WHAT IS REQUIRED
Output every line of the data exactly as it appears.

-- start of DATA SECTION --

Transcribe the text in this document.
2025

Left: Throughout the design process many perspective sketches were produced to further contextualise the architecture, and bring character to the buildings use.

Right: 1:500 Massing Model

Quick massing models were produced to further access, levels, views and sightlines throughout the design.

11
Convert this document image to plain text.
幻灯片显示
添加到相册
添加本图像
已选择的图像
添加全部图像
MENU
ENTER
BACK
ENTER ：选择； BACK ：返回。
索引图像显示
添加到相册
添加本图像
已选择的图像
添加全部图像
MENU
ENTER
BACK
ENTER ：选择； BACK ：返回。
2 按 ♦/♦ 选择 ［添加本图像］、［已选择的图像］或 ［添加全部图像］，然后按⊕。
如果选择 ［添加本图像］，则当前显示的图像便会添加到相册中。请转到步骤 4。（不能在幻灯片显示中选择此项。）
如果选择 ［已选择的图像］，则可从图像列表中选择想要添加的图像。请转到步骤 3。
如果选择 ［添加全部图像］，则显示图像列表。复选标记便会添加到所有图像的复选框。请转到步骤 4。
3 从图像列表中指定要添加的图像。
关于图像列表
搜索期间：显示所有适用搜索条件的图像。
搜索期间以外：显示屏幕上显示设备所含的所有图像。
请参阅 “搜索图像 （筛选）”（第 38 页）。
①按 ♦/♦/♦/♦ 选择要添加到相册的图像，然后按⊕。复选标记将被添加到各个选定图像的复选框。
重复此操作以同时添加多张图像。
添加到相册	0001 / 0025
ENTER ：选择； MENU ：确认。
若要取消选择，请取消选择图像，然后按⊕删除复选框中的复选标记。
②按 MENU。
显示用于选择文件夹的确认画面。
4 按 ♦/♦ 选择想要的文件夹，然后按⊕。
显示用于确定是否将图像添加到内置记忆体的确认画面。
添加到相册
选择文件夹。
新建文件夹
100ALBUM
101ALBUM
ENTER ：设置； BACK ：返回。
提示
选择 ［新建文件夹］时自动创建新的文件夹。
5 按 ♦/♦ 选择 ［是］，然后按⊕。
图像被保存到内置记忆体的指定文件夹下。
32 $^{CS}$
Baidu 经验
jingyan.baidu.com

-- end of DATA SECTION --

TASK SOLUTION
Transcribe the text in this document.
2025

Left: Throughout the design process many perspective sketches were produced to further contextualise the architecture, and bring character to the buildings use.

Right: 1:500 Massing Model

Quick massing models were produced to further access, levels, views and sightlines throughout the design.

11
Convert this document image to plain text.
幻灯片显示
添加到相册
添加本图像
已选择的图像
添加全部图像
MENU
ENTER
BACK
ENTER ：选择； BACK ：返回。
索引图像显示
添加到相册
添加本图像
已选择的图像
添加全部图像
MENU
ENTER
BACK
ENTER ：选择； BACK ：返回。
2 按 ♦/♦ 选择 ［添加本图像］、［已选择的图像］或 ［添加全部图像］，然后按⊕。
如果选择 ［添加本图像］，则当前显示的图像便会添加到相册中。请转到步骤 4。（不能在幻灯片显示中选择此项。）
如果选择 ［已选择的图像］，则可从图像列表中选择想要添加的图像。请转到步骤 3。
如果选择 ［添加全部图像］，则显示图像列表。复选标记便会添加到所有图像的复选框。请转到步骤 4。
3 从图像列表中指定要添加的图像。
关于图像列表
搜索期间：显示所有适用搜索条件的图像。
搜索期间以外：显示屏幕上显示设备所含的所有图像。
请参阅 “搜索图像 （筛选）”（第 38 页）。
①按 ♦/♦/♦/♦ 选择要添加到相册的图像，然后按⊕。复选标记将被添加到各个选定图像的复选框。
重复此操作以同时添加多张图像。
添加到相册	0001 / 0025
ENTER ：选择； MENU ：确认。
若要取消选择，请取消选择图像，然后按⊕删除复选框中的复选标记。
②按 MENU。
显示用于选择文件夹的确认画面。
4 按 ♦/♦ 选择想要的文件夹，然后按⊕。
显示用于确定是否将图像添加到内置记忆体的确认画面。
添加到相册
选择文件夹。
新建文件夹
100ALBUM
101ALBUM
ENTER ：设置； BACK ：返回。
提示
选择 ［新建文件夹］时自动创建新的文件夹。
5 按 ♦/♦ 选择 ［是］，然后按⊕。
图像被保存到内置记忆体的指定文件夹下。
32 $^{CS}$
Baidu 经验
jingyan.baidu.com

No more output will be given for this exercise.